> [Required work]: Wherever the string "text" appears, copy the whole line.

> [Records for the task]:
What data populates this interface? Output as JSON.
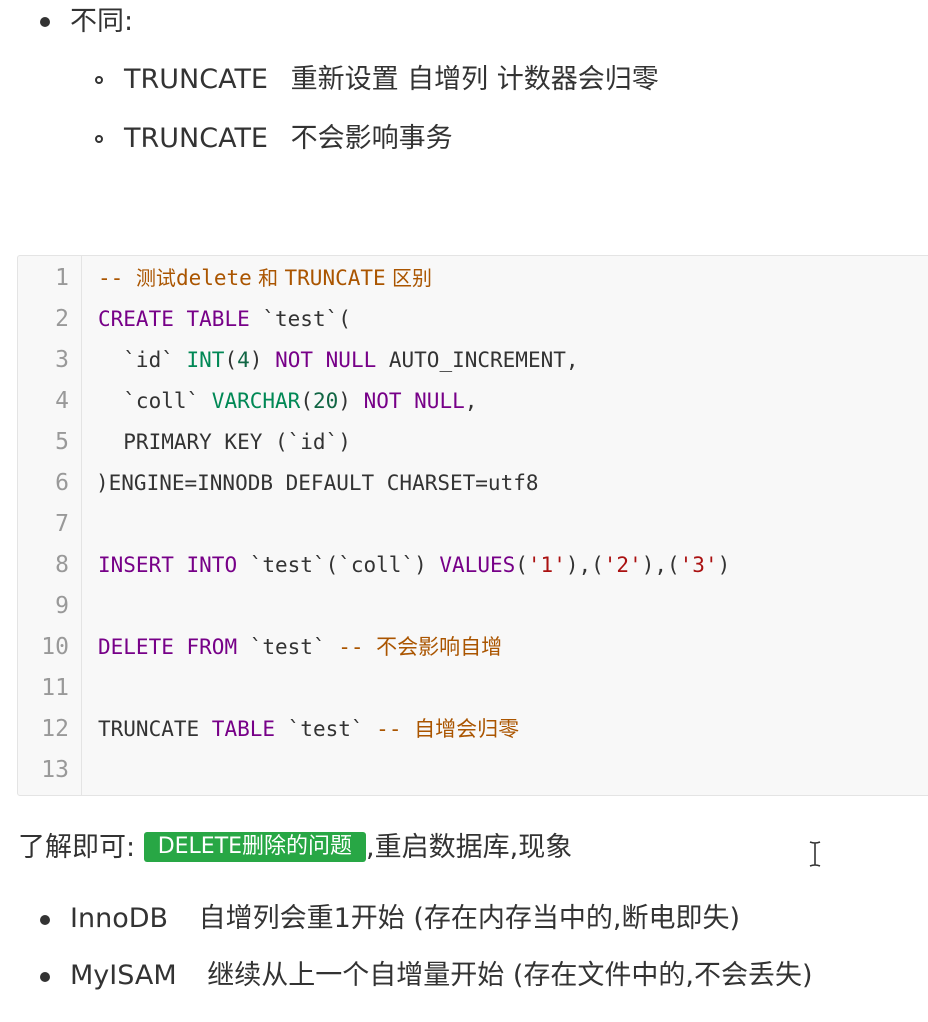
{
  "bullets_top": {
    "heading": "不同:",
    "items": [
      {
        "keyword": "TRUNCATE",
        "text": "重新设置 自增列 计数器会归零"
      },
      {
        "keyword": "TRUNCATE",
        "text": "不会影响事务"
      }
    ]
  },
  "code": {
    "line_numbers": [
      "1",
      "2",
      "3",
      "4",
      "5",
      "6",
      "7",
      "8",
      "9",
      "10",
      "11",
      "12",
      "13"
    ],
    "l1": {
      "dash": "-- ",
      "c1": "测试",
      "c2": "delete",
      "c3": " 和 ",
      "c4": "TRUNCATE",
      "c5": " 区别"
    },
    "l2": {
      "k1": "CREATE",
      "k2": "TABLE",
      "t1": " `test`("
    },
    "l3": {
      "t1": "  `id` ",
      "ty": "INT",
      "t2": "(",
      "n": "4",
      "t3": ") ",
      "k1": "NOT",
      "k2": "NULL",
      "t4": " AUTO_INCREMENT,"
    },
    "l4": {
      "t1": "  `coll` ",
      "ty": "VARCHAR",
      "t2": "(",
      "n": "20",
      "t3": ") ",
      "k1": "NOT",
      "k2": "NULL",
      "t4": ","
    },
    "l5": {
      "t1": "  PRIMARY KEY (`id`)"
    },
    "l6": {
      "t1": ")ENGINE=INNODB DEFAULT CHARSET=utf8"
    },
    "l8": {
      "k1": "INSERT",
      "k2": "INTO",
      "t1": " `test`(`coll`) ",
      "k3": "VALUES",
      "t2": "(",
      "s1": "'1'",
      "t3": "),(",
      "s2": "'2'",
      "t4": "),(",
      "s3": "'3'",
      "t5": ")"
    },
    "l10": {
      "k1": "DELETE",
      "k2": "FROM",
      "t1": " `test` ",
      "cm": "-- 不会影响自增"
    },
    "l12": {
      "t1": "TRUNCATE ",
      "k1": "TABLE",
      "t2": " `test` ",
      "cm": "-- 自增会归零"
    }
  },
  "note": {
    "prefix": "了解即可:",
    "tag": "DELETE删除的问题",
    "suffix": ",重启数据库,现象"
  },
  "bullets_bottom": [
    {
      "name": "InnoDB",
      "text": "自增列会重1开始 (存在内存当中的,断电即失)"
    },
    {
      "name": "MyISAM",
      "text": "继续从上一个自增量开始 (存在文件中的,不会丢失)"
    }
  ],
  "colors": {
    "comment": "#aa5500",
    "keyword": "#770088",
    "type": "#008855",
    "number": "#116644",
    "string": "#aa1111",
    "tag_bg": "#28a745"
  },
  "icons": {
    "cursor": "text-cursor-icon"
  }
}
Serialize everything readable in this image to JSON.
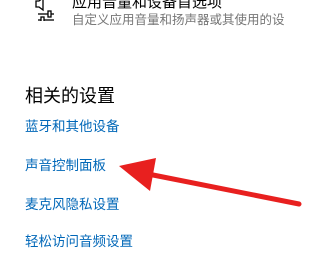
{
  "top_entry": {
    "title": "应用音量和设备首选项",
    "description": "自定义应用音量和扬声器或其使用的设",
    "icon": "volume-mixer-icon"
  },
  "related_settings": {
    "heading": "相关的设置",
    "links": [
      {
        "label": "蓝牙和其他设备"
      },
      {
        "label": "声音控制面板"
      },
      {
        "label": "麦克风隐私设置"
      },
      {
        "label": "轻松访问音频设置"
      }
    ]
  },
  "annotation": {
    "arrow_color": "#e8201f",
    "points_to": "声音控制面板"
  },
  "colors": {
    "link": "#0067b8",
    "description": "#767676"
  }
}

---

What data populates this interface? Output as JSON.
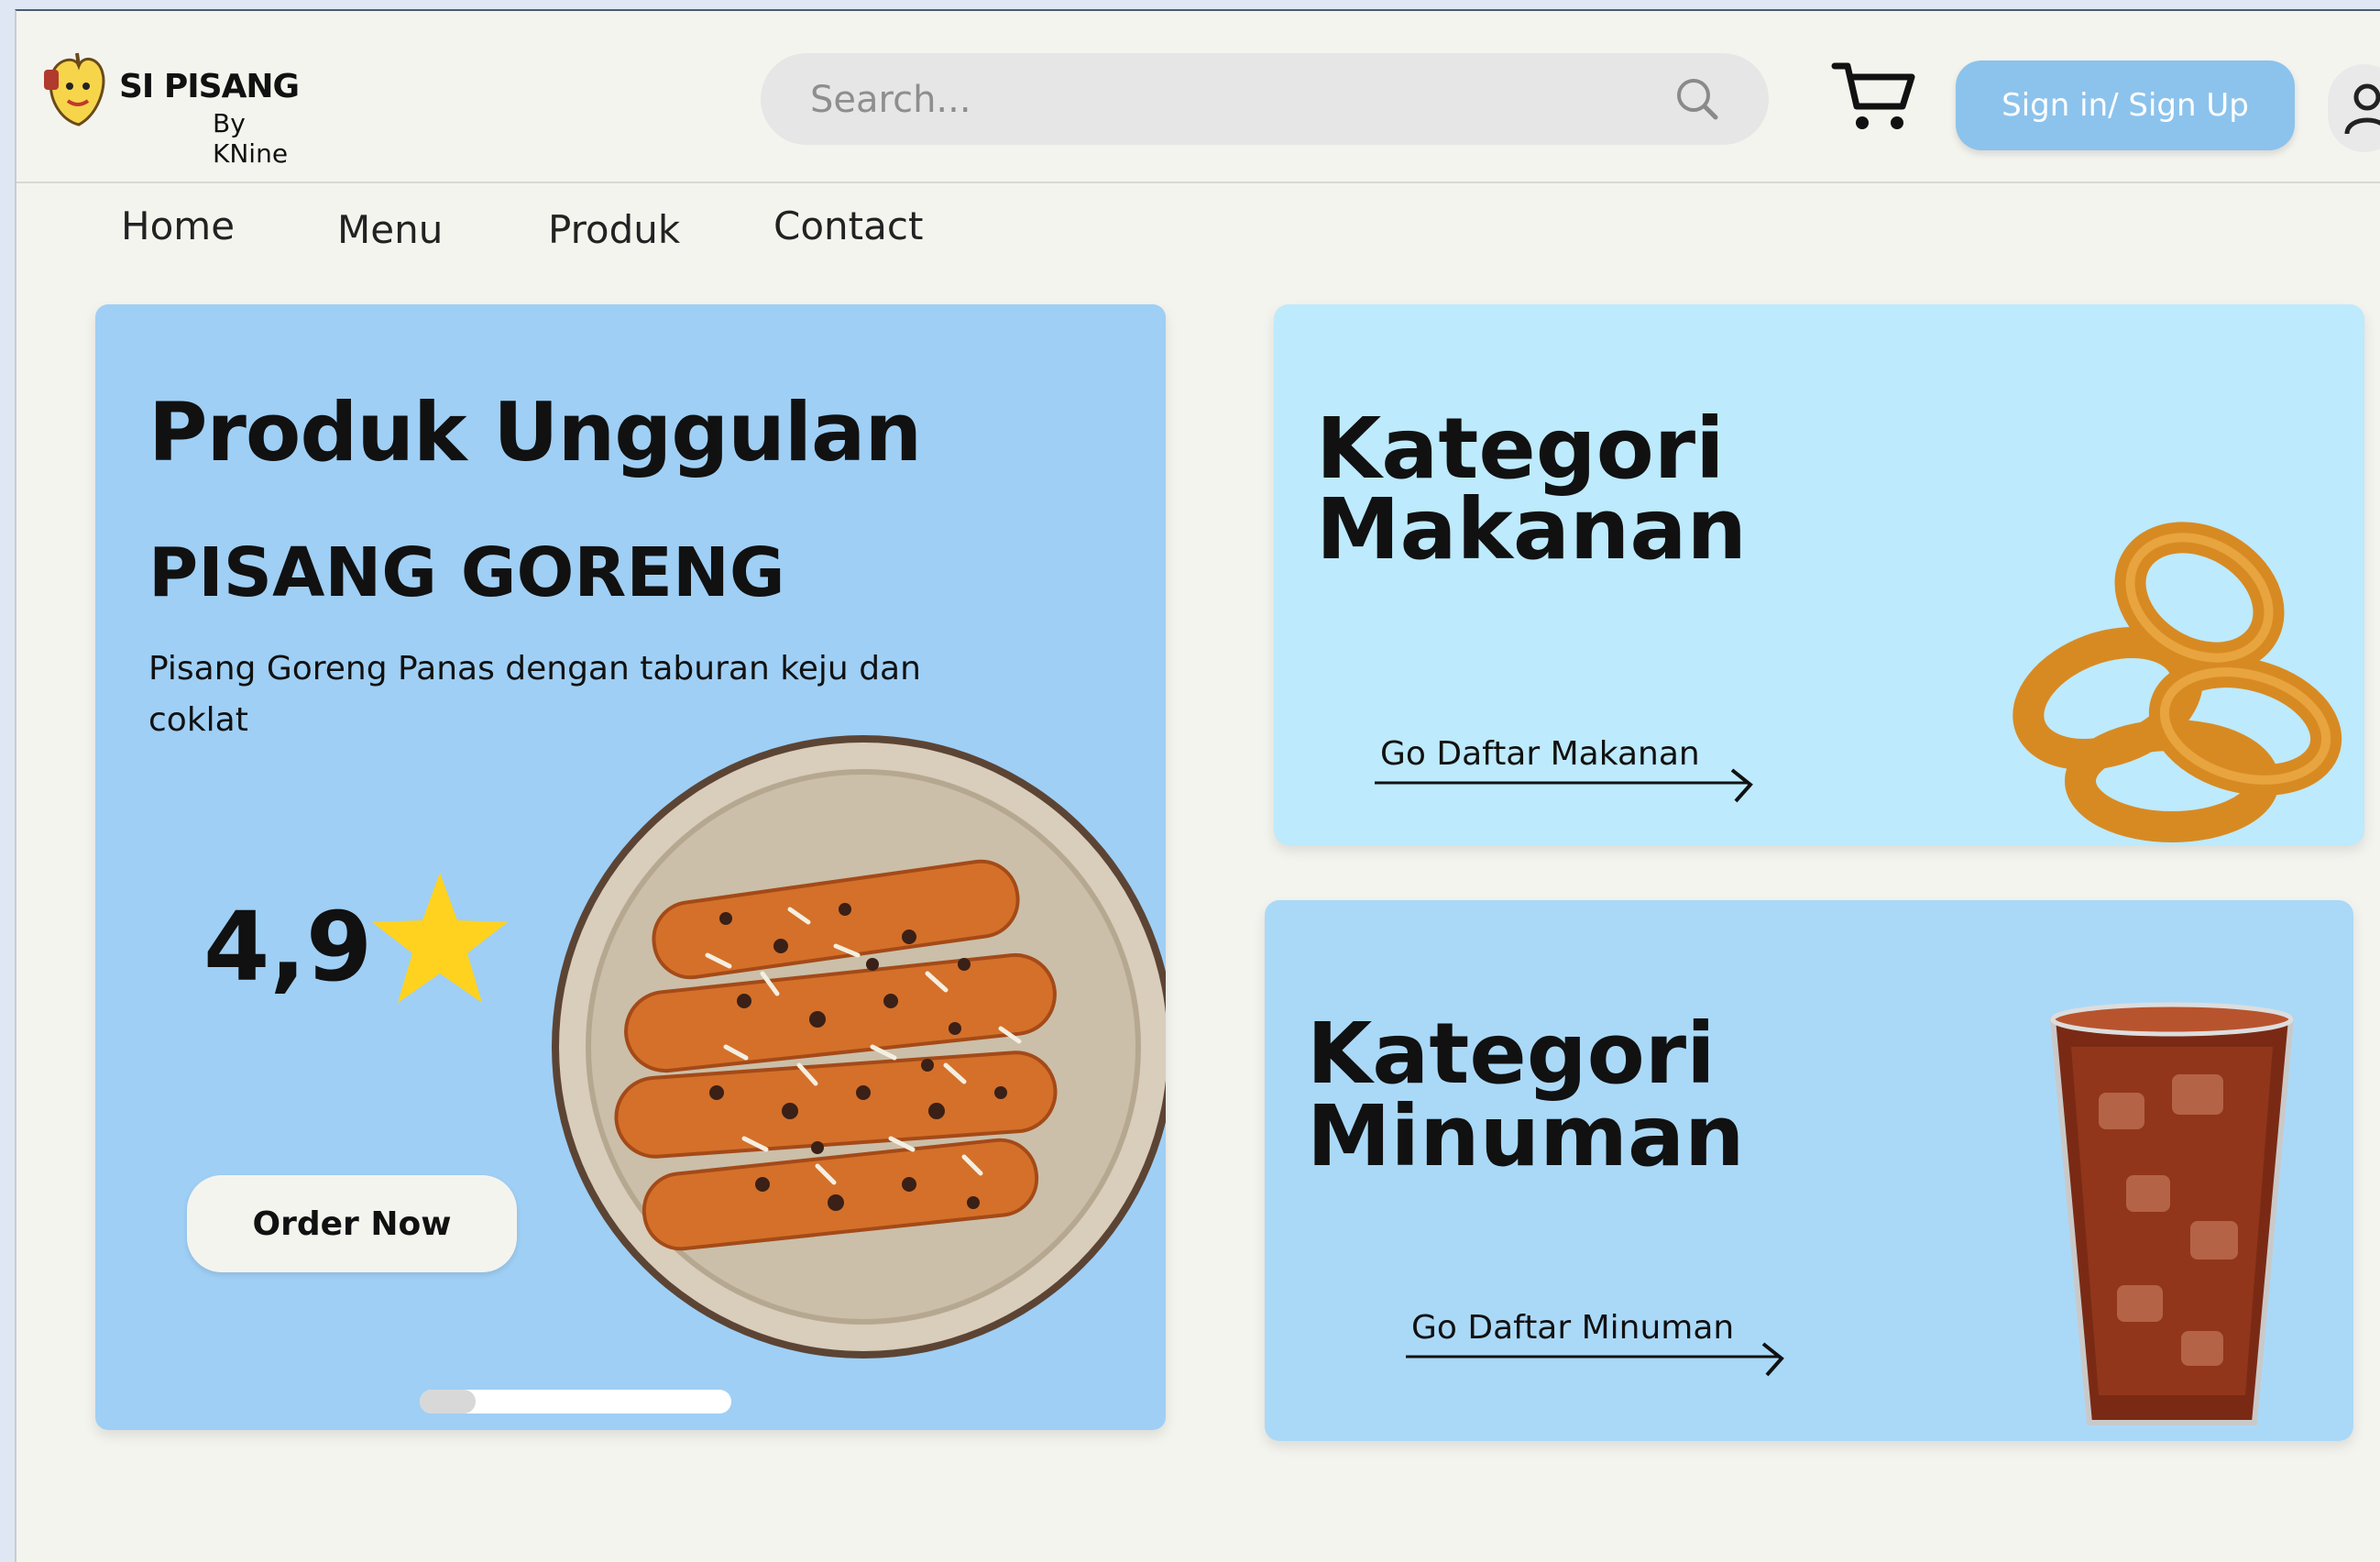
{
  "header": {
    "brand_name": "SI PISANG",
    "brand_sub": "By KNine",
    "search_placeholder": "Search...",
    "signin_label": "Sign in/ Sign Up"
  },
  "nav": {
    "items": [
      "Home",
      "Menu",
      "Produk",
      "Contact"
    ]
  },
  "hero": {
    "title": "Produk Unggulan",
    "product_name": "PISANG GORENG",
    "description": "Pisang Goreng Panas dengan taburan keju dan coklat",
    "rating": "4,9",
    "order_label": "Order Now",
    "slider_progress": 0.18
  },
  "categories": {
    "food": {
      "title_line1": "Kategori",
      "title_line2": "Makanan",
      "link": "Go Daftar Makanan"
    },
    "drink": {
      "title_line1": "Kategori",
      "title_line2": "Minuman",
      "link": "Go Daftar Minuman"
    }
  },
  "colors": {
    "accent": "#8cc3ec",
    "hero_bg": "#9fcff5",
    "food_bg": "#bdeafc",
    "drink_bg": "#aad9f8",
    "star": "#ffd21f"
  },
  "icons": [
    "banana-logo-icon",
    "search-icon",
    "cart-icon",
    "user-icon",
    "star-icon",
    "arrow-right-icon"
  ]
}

* * *

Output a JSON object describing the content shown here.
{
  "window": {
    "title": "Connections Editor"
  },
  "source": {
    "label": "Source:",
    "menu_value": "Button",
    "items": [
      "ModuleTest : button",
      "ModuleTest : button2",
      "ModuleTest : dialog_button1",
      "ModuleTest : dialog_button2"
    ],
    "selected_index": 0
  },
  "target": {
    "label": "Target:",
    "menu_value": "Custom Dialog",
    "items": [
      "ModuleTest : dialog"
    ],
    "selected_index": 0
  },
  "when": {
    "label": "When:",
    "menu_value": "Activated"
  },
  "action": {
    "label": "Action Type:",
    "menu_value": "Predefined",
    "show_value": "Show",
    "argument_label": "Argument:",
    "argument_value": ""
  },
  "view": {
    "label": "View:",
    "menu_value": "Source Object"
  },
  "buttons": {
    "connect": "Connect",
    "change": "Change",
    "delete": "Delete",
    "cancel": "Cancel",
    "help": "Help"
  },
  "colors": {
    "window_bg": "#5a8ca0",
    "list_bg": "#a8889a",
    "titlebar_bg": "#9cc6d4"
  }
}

> [Reply]:
        "text": "重新设置 自增列 计数器会归零"
        "text": "不会影响事务"
      "text": "自增列会重1开始 (存在内存当中的,断电即失)"
      "text": "继续从上一个自增量开始 (存在文件中的,不会丢失)"
    "cursor": "text-cursor-icon"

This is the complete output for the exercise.